[start Records for this exercise]
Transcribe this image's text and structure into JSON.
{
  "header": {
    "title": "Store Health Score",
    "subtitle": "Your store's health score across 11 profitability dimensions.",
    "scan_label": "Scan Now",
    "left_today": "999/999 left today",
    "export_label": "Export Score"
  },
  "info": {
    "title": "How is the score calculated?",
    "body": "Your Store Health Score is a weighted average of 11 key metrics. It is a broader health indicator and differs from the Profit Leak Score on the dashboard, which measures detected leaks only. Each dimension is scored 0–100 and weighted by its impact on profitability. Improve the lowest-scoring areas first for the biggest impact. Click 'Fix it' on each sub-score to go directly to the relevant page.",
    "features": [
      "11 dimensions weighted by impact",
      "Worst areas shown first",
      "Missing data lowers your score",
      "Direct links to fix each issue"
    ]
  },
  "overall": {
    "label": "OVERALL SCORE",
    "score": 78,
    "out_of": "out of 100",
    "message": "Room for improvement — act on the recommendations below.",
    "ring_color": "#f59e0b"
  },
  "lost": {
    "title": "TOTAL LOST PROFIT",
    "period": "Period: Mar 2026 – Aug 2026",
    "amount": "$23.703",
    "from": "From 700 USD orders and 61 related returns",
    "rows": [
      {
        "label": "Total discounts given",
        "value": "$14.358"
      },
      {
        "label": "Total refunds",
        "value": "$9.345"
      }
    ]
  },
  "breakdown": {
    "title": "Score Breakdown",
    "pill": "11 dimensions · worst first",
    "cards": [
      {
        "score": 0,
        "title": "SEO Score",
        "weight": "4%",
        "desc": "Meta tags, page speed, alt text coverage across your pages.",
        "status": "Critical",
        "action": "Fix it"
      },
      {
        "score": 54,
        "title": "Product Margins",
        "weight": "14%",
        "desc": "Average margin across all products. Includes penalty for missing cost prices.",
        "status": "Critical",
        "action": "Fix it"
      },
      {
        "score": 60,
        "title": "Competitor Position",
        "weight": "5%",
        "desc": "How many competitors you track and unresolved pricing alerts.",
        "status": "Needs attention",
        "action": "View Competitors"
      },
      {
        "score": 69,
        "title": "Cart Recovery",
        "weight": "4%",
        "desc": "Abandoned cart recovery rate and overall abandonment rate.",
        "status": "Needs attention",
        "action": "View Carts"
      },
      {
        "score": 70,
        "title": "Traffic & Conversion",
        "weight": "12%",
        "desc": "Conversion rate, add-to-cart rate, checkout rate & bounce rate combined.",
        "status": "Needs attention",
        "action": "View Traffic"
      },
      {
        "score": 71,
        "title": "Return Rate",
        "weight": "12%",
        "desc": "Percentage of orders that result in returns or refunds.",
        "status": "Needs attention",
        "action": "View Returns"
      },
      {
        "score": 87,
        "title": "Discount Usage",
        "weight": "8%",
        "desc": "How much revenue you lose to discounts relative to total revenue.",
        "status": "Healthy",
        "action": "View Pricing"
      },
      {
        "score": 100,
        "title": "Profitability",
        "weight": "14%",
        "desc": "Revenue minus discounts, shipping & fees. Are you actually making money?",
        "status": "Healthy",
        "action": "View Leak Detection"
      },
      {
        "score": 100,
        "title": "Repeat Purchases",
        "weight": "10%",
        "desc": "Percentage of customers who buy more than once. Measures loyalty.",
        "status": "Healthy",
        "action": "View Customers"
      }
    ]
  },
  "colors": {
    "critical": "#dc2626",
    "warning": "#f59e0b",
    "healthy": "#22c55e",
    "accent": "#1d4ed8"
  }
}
[end Records for this exercise]
Short task:
Type out all of the material again, word for word.

Right answer:
Transcribe this image's text and structure into JSON.
{
  "header": {
    "title": "Store Health Score",
    "subtitle": "Your store's health score across 11 profitability dimensions.",
    "scan_label": "Scan Now",
    "left_today": "999/999 left today",
    "export_label": "Export Score"
  },
  "info": {
    "title": "How is the score calculated?",
    "body": "Your Store Health Score is a weighted average of 11 key metrics. It is a broader health indicator and differs from the Profit Leak Score on the dashboard, which measures detected leaks only. Each dimension is scored 0–100 and weighted by its impact on profitability. Improve the lowest-scoring areas first for the biggest impact. Click 'Fix it' on each sub-score to go directly to the relevant page.",
    "features": [
      "11 dimensions weighted by impact",
      "Worst areas shown first",
      "Missing data lowers your score",
      "Direct links to fix each issue"
    ]
  },
  "overall": {
    "label": "OVERALL SCORE",
    "score": 78,
    "out_of": "out of 100",
    "message": "Room for improvement — act on the recommendations below.",
    "ring_color": "#f59e0b"
  },
  "lost": {
    "title": "TOTAL LOST PROFIT",
    "period": "Period: Mar 2026 – Aug 2026",
    "amount": "$23.703",
    "from": "From 700 USD orders and 61 related returns",
    "rows": [
      {
        "label": "Total discounts given",
        "value": "$14.358"
      },
      {
        "label": "Total refunds",
        "value": "$9.345"
      }
    ]
  },
  "breakdown": {
    "title": "Score Breakdown",
    "pill": "11 dimensions · worst first",
    "cards": [
      {
        "score": 0,
        "title": "SEO Score",
        "weight": "4%",
        "desc": "Meta tags, page speed, alt text coverage across your pages.",
        "status": "Critical",
        "action": "Fix it"
      },
      {
        "score": 54,
        "title": "Product Margins",
        "weight": "14%",
        "desc": "Average margin across all products. Includes penalty for missing cost prices.",
        "status": "Critical",
        "action": "Fix it"
      },
      {
        "score": 60,
        "title": "Competitor Position",
        "weight": "5%",
        "desc": "How many competitors you track and unresolved pricing alerts.",
        "status": "Needs attention",
        "action": "View Competitors"
      },
      {
        "score": 69,
        "title": "Cart Recovery",
        "weight": "4%",
        "desc": "Abandoned cart recovery rate and overall abandonment rate.",
        "status": "Needs attention",
        "action": "View Carts"
      },
      {
        "score": 70,
        "title": "Traffic & Conversion",
        "weight": "12%",
        "desc": "Conversion rate, add-to-cart rate, checkout rate & bounce rate combined.",
        "status": "Needs attention",
        "action": "View Traffic"
      },
      {
        "score": 71,
        "title": "Return Rate",
        "weight": "12%",
        "desc": "Percentage of orders that result in returns or refunds.",
        "status": "Needs attention",
        "action": "View Returns"
      },
      {
        "score": 87,
        "title": "Discount Usage",
        "weight": "8%",
        "desc": "How much revenue you lose to discounts relative to total revenue.",
        "status": "Healthy",
        "action": "View Pricing"
      },
      {
        "score": 100,
        "title": "Profitability",
        "weight": "14%",
        "desc": "Revenue minus discounts, shipping & fees. Are you actually making money?",
        "status": "Healthy",
        "action": "View Leak Detection"
      },
      {
        "score": 100,
        "title": "Repeat Purchases",
        "weight": "10%",
        "desc": "Percentage of customers who buy more than once. Measures loyalty.",
        "status": "Healthy",
        "action": "View Customers"
      }
    ]
  },
  "colors": {
    "critical": "#dc2626",
    "warning": "#f59e0b",
    "healthy": "#22c55e",
    "accent": "#1d4ed8"
  }
}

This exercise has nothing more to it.